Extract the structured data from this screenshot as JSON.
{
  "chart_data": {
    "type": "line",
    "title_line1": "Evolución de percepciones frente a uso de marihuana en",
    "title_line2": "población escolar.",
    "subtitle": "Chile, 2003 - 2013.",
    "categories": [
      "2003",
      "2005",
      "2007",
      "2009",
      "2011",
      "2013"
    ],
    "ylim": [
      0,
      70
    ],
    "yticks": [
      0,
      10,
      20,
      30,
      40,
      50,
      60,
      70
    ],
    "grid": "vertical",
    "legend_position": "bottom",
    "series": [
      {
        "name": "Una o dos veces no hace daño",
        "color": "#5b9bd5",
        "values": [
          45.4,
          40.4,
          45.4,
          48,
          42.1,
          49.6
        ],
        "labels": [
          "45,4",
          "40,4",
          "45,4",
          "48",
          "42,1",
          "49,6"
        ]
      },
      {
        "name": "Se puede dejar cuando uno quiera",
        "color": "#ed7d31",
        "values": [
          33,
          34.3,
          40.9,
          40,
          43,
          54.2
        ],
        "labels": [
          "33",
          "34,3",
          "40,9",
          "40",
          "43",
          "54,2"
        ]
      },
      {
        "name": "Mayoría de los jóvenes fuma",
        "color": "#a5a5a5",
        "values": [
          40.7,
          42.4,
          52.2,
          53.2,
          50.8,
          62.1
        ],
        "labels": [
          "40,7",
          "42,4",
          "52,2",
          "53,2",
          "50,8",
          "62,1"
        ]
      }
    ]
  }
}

══════════

Instruction >> Check each line of the data above for the word "name", then state how many lines have it. Give the number alone.

Expected answer >> 3